*What you are asked to do:*
Every line that holds the string "title" is to be identified and copied.

——

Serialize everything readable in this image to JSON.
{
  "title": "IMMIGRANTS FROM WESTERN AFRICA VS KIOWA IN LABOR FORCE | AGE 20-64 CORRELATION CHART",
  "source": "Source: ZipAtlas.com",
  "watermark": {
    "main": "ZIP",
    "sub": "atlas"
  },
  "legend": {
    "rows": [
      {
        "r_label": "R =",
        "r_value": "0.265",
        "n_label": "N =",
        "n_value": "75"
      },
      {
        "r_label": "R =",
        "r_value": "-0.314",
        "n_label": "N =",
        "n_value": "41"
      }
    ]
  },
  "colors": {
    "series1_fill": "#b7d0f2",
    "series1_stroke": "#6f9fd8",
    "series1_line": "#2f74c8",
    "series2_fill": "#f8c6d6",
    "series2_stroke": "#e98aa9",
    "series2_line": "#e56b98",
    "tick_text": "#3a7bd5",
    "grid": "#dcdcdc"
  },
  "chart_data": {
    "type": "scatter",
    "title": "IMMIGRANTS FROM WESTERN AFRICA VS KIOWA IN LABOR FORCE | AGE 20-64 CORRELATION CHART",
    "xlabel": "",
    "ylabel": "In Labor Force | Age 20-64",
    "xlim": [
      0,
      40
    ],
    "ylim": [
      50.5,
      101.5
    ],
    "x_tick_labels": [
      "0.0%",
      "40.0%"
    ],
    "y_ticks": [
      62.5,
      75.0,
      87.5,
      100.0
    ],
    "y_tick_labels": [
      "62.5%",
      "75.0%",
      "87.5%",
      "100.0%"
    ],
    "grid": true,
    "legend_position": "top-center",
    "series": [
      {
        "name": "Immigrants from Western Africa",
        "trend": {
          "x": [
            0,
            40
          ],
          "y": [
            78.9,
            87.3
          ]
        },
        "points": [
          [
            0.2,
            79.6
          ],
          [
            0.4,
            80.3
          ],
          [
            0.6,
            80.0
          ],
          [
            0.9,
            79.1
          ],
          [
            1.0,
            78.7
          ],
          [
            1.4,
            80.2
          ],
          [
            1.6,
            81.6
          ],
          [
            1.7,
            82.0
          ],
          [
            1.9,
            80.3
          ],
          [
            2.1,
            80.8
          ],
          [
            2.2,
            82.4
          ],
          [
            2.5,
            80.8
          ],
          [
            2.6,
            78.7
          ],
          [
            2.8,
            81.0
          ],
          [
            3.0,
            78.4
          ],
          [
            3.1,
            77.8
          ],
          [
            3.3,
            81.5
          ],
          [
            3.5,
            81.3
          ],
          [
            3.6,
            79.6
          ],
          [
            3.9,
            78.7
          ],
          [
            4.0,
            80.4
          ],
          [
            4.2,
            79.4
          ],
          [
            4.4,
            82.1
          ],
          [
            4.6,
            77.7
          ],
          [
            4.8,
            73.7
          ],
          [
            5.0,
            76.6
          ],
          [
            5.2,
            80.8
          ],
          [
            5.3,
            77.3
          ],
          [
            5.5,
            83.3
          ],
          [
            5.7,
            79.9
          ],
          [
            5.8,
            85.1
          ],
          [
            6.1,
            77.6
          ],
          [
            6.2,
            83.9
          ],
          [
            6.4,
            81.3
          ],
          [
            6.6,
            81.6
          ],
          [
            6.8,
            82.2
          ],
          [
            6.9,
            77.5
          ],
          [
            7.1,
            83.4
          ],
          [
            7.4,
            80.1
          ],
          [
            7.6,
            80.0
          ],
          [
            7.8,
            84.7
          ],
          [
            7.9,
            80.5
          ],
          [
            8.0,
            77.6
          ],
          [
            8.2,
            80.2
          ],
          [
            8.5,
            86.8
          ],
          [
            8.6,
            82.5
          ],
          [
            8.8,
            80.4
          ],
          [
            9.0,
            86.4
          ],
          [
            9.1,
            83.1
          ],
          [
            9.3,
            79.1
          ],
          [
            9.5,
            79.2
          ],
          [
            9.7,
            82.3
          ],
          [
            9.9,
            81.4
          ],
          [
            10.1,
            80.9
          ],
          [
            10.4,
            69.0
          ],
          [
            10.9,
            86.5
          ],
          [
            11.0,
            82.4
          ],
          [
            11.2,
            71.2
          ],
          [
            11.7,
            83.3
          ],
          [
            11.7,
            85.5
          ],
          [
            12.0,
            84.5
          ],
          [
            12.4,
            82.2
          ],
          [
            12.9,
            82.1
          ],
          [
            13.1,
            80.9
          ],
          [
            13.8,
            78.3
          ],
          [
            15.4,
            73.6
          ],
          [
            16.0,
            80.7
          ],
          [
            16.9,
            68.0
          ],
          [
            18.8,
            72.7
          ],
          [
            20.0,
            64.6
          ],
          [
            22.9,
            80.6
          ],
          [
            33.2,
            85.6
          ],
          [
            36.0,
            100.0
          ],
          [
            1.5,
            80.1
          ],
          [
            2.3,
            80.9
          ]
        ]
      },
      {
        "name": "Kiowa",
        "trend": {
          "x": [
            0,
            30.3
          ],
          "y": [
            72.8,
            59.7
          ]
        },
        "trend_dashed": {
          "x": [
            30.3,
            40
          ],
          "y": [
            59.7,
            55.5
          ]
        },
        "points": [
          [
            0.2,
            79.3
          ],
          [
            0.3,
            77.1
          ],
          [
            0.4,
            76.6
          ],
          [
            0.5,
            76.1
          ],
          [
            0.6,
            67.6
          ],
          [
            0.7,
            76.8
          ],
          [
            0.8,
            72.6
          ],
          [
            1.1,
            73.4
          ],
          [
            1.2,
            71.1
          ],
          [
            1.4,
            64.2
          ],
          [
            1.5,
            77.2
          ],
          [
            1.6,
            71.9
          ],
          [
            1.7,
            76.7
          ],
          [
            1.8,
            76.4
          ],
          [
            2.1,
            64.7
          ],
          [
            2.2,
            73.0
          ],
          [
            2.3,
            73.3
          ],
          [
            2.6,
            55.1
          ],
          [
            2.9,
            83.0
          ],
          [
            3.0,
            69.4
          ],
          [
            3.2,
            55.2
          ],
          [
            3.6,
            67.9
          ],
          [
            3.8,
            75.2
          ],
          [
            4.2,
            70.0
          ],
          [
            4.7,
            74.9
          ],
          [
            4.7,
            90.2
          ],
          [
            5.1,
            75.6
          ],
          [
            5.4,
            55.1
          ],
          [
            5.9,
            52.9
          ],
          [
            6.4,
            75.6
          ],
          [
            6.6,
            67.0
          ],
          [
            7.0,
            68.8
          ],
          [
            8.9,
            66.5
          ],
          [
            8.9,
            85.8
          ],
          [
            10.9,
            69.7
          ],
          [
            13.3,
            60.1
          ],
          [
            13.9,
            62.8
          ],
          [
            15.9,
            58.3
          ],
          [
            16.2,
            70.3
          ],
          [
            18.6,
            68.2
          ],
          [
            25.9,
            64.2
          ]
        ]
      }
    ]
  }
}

——

*Expected answer:*
  "title": "IMMIGRANTS FROM WESTERN AFRICA VS KIOWA IN LABOR FORCE | AGE 20-64 CORRELATION CHART",
    "title": "IMMIGRANTS FROM WESTERN AFRICA VS KIOWA IN LABOR FORCE | AGE 20-64 CORRELATION CHART",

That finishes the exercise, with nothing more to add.